+++ Excerpted data
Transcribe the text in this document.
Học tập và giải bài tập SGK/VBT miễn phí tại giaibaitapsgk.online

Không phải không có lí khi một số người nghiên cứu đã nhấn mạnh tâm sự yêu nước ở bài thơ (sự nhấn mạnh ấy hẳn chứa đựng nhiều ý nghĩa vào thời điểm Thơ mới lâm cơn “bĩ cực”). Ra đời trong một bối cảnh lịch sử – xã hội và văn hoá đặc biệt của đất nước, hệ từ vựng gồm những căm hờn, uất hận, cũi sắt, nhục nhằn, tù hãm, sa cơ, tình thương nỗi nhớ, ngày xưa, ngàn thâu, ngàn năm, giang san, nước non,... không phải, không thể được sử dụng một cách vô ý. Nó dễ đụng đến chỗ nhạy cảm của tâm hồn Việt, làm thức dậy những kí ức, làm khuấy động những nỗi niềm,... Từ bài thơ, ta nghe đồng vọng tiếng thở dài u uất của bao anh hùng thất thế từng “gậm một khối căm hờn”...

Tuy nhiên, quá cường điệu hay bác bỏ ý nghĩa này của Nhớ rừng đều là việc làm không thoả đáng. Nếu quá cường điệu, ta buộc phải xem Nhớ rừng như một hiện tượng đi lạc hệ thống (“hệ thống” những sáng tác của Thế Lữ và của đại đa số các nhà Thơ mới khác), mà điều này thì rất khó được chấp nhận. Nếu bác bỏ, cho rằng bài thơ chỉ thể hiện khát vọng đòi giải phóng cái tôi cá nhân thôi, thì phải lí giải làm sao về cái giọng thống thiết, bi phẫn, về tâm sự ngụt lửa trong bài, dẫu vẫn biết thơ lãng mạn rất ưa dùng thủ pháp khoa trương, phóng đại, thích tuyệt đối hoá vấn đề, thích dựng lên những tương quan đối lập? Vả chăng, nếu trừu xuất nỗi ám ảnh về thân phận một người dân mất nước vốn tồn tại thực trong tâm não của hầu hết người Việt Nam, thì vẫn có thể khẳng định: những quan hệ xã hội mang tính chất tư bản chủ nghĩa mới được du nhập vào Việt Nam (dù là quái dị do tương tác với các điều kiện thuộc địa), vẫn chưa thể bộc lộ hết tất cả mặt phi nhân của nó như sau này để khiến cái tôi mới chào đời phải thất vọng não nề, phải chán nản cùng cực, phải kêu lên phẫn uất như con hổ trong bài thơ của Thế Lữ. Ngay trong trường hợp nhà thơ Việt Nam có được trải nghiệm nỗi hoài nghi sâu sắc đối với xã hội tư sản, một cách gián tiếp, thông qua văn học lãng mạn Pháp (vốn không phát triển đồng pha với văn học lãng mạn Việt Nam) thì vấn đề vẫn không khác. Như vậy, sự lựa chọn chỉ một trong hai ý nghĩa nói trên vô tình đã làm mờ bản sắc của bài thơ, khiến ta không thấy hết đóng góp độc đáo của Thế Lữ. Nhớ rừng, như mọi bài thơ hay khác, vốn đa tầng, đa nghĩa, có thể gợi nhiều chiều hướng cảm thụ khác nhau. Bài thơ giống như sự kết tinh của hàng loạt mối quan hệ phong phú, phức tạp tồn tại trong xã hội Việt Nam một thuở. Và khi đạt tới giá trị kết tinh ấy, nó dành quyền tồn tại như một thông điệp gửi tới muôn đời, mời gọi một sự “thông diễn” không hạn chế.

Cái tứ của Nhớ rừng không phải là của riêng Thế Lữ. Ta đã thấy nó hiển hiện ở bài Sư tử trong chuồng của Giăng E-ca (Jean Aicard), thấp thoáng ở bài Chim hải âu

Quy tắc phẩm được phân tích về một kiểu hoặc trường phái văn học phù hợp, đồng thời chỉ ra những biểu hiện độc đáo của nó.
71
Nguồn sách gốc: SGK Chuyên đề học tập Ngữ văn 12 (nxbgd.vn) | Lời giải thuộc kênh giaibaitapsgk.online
++++++
§ What is asked:
Take the entries above and copy them out exactly.

§ Exercise response:
Transcribe the text in this document.
Học tập và giải bài tập SGK/VBT miễn phí tại giaibaitapsgk.online

Không phải không có lí khi một số người nghiên cứu đã nhấn mạnh tâm sự yêu nước ở bài thơ (sự nhấn mạnh ấy hẳn chứa đựng nhiều ý nghĩa vào thời điểm Thơ mới lâm cơn “bĩ cực”). Ra đời trong một bối cảnh lịch sử – xã hội và văn hoá đặc biệt của đất nước, hệ từ vựng gồm những căm hờn, uất hận, cũi sắt, nhục nhằn, tù hãm, sa cơ, tình thương nỗi nhớ, ngày xưa, ngàn thâu, ngàn năm, giang san, nước non,... không phải, không thể được sử dụng một cách vô ý. Nó dễ đụng đến chỗ nhạy cảm của tâm hồn Việt, làm thức dậy những kí ức, làm khuấy động những nỗi niềm,... Từ bài thơ, ta nghe đồng vọng tiếng thở dài u uất của bao anh hùng thất thế từng “gậm một khối căm hờn”...

Tuy nhiên, quá cường điệu hay bác bỏ ý nghĩa này của Nhớ rừng đều là việc làm không thoả đáng. Nếu quá cường điệu, ta buộc phải xem Nhớ rừng như một hiện tượng đi lạc hệ thống (“hệ thống” những sáng tác của Thế Lữ và của đại đa số các nhà Thơ mới khác), mà điều này thì rất khó được chấp nhận. Nếu bác bỏ, cho rằng bài thơ chỉ thể hiện khát vọng đòi giải phóng cái tôi cá nhân thôi, thì phải lí giải làm sao về cái giọng thống thiết, bi phẫn, về tâm sự ngụt lửa trong bài, dẫu vẫn biết thơ lãng mạn rất ưa dùng thủ pháp khoa trương, phóng đại, thích tuyệt đối hoá vấn đề, thích dựng lên những tương quan đối lập? Vả chăng, nếu trừu xuất nỗi ám ảnh về thân phận một người dân mất nước vốn tồn tại thực trong tâm não của hầu hết người Việt Nam, thì vẫn có thể khẳng định: những quan hệ xã hội mang tính chất tư bản chủ nghĩa mới được du nhập vào Việt Nam (dù là quái dị do tương tác với các điều kiện thuộc địa), vẫn chưa thể bộc lộ hết tất cả mặt phi nhân của nó như sau này để khiến cái tôi mới chào đời phải thất vọng não nề, phải chán nản cùng cực, phải kêu lên phẫn uất như con hổ trong bài thơ của Thế Lữ. Ngay trong trường hợp nhà thơ Việt Nam có được trải nghiệm nỗi hoài nghi sâu sắc đối với xã hội tư sản, một cách gián tiếp, thông qua văn học lãng mạn Pháp (vốn không phát triển đồng pha với văn học lãng mạn Việt Nam) thì vấn đề vẫn không khác. Như vậy, sự lựa chọn chỉ một trong hai ý nghĩa nói trên vô tình đã làm mờ bản sắc của bài thơ, khiến ta không thấy hết đóng góp độc đáo của Thế Lữ. Nhớ rừng, như mọi bài thơ hay khác, vốn đa tầng, đa nghĩa, có thể gợi nhiều chiều hướng cảm thụ khác nhau. Bài thơ giống như sự kết tinh của hàng loạt mối quan hệ phong phú, phức tạp tồn tại trong xã hội Việt Nam một thuở. Và khi đạt tới giá trị kết tinh ấy, nó dành quyền tồn tại như một thông điệp gửi tới muôn đời, mời gọi một sự “thông diễn” không hạn chế.

Cái tứ của Nhớ rừng không phải là của riêng Thế Lữ. Ta đã thấy nó hiển hiện ở bài Sư tử trong chuồng của Giăng E-ca (Jean Aicard), thấp thoáng ở bài Chim hải âu

Quy tắc phẩm được phân tích về một kiểu hoặc trường phái văn học phù hợp, đồng thời chỉ ra những biểu hiện độc đáo của nó.
71
Nguồn sách gốc: SGK Chuyên đề học tập Ngữ văn 12 (nxbgd.vn) | Lời giải thuộc kênh giaibaitapsgk.online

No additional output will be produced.